Return the entries word for word, from the first one down to the line containing "gem-icon xyxy=(270,50,290,70)", with both ends included.

Start

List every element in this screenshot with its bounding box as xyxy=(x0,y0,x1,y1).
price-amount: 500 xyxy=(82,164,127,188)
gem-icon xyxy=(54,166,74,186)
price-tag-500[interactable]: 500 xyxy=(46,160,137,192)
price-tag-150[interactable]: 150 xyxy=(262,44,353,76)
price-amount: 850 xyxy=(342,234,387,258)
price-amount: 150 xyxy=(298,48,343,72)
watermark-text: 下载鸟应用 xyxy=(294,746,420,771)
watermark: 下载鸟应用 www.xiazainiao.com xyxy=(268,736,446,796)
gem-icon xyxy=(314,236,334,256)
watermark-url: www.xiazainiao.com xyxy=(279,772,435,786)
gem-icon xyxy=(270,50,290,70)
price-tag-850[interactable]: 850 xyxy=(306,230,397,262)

End

Exercise response |
List every element in this screenshot with its bounding box as xyxy=(x0,y0,x1,y1).
price-amount: 500 xyxy=(82,164,127,188)
gem-icon xyxy=(54,166,74,186)
price-tag-500[interactable]: 500 xyxy=(46,160,137,192)
price-tag-150[interactable]: 150 xyxy=(262,44,353,76)
price-amount: 850 xyxy=(342,234,387,258)
price-amount: 150 xyxy=(298,48,343,72)
watermark-text: 下载鸟应用 xyxy=(294,746,420,771)
watermark: 下载鸟应用 www.xiazainiao.com xyxy=(268,736,446,796)
gem-icon xyxy=(314,236,334,256)
watermark-url: www.xiazainiao.com xyxy=(279,772,435,786)
gem-icon xyxy=(270,50,290,70)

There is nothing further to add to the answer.